> _Çalışma Yönergeleri_:
a. Hayati Yazıcı haberine göre Yazıcı hangi programa katıldı?
b. Hayati Yazıcı'nın erken seçim sorusuna verdiği yanıtı aktaran haberi, son cümlesinin ardından sürdürün.

> _Kaynak Metin_:
• • •

Yazıcı’dan Kılıçdarolu’na: Demek ki beyni küfürle dolu
AK Parti Genel Başkan Yardımcısı Hayati Yazıcı, "Türkiye'de her salı günü CHP Grubunda bir hakaret borsası var. Bir insanın kafasında ya fikir olur ya küfür olur. Demek ki beyni küfürle dolu" dedi.
AK Parti Genel Başkan Yardımcısı Hayati Yazıcı,
"Türkiye'de her salı günü CHP Grubunda bir hakaret borsası
var. Bir insanın kafasında ya fikir olur ya küfür olur. Demek ki
beyni küfürle dolu" dedi.
AK Parti Genel Başkan Yardımcısı Hayati Yazıcı, Anadolu Yayıncılar
Derneği tarafından organize edilen Anadolu Sohbetleri programına
katıldı. Yazıcı, Anadolu Yayıncılar Deneği Başkanı Sinan Burhan ve
medya kuruluşlarının Ankara temsilcilerinin gündeme ilişkin
sorularını cevapladı.
AK Parti kongresinin Haziran'da yapılacak olmasının erken seçim
işareti olarak değerlendirildiğinin sorulması üzerine Yazıcı,
"Siyasetin efsanesine dönüştü bu soru. Çok soruluyor ama
niye soruluyor onu anlamakta zorlanıyorum. Türkiye gibi bir ülkede
seçimler niye erken yapılsın. Biz 15-16 yıldır Türkiye'yi
yönetiyoruz ve iktidara geldiğimiz günden bu yana seçimlerin hep
zamanında yapılması konusunda büyük bir özen içerisindeyiz. Kararlı
bir duruşumuz var. Seçimlerin zamanında yapılması önemlidir.

• • •

> _Kayıt Kümesi_:
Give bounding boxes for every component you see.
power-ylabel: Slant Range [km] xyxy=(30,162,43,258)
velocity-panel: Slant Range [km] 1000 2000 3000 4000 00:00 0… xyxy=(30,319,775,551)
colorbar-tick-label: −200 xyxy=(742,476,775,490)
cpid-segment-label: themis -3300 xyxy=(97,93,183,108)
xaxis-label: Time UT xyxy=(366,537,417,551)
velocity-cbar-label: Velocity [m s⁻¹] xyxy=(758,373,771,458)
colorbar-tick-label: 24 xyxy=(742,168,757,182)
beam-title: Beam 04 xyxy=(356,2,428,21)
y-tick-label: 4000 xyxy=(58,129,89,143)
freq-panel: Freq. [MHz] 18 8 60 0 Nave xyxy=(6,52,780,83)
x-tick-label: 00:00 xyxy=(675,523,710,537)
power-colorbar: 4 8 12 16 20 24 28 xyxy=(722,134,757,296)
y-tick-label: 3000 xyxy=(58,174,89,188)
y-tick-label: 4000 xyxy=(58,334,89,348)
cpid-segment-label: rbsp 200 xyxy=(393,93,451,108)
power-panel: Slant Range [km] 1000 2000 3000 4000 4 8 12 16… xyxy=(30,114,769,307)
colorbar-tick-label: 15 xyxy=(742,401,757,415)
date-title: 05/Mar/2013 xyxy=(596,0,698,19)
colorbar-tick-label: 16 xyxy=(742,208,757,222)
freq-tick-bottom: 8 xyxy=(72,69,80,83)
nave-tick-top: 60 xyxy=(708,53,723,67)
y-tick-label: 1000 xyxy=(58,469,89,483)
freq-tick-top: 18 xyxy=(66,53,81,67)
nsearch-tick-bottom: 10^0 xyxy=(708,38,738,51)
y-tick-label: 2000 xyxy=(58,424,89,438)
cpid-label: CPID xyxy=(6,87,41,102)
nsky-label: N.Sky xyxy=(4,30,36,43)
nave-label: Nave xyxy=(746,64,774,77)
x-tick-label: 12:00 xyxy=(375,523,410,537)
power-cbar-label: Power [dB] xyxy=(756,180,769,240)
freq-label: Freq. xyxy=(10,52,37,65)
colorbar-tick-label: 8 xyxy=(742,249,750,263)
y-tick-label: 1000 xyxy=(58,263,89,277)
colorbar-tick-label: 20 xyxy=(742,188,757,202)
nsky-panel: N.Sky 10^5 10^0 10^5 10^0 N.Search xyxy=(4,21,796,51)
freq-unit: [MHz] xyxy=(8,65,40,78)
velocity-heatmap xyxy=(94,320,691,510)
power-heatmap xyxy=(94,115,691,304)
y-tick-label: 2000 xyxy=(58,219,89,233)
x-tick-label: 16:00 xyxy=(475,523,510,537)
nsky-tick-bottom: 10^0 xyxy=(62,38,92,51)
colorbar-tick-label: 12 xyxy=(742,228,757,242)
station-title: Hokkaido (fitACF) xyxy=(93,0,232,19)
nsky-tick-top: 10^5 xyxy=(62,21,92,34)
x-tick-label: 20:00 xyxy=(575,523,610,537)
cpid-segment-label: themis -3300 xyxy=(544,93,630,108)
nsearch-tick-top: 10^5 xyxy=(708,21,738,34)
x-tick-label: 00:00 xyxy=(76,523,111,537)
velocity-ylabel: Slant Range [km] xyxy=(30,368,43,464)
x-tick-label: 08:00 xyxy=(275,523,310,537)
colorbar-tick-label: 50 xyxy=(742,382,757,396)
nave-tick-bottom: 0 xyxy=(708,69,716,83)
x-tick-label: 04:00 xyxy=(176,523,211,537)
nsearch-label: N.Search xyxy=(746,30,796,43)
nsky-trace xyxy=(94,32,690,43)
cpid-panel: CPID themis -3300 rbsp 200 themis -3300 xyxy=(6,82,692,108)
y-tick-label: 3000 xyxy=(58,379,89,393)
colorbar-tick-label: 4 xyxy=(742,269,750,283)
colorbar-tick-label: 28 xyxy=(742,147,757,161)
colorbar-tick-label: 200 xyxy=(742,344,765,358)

• • •

> _Nihai Sonuçlar_:
a. Anadolu Yayıncılar Derneği'nin düzenlediği Anadolu Sohbetleri programına katıldı.

b.
Seçimin öne alınmasını gerektirecek hiçbir sebep gözükmüyor. Her
şey normal seyrinde devam ediyor. Biz de hazırlıklarımızı 2019
yılında Mart ayında yapılacak yerel seçimler ve Kasım ayında
yapılacak milletvekili ve Cumhurbaşkanı seçimlerini esas almak
suretiyle çalışmalarımızı sürdürüyoruz. Seçimler zamanında
yapılacak" şeklinde konuştu.
"HER İKİ PARTİNİN TABANLARINDA DA BU İTTİFAK
BİRLİKTELİĞİNİN BİR HEYECAN OLUŞTURDUĞUNU BİZ DE
GÖZLEMLİYORUZ"
AK Parti-MHP ittifakının tabanda coşkuyla karşılandığı
belirtilerek, "Sizin aldığınız geri dönüşler
nasıl?" sorusu üzerine Yazıcı, 2017 yılının Türkiye'de
siyasi anlamda ve hukuksal anlamda en büyük reform hareketinin
anayasa değişikliği olduğunu anlatarak, "2017 yılında
gerçekleştirilen 18 maddelik değişiklik bir sistem hükümet modelini
değiştiriyor. Bir hükümet modelini anayasa değişikliğiyle
cumhurbaşkanı hükümet sistemine dönüştürülüyor. Cumhurbaşkanı
seçilebilmek için en az 50+1 oy almak zorunlu. Bu sistem aynı
zamanda Türkiye toplumunda sosyolojik açıdan tabanları birbirine
yakın geçişkenlik çok kolay olan siyasi partileri de regüle ediyor.
Regülasyon sağlıyor. Her iki partinin tabanlarında da bu ittifak
birlikteliğinin bir heyecan oluşturduğunu biz de gözlemliyoruz.
Bizim kongrelerimize onların temsilcileri katılıyor, esnaf ziyareti
yaparken karşılaşıyoruz vatandaşlar bu ittifakı önemsediklerini
Türkiye açısından hayırlı sonuçlara vesile olacağını beyan
ediyorlar. Bundan de memnuniyet duyuyoruz"
değerlendirmesinde bulundu.
"FETÖ BORSASI KURULDU GİBİ SÖYLEMLERLE İFADE ETMEK FETÖ İLE
MÜCADELEYİ ZAAFA UĞRATIR"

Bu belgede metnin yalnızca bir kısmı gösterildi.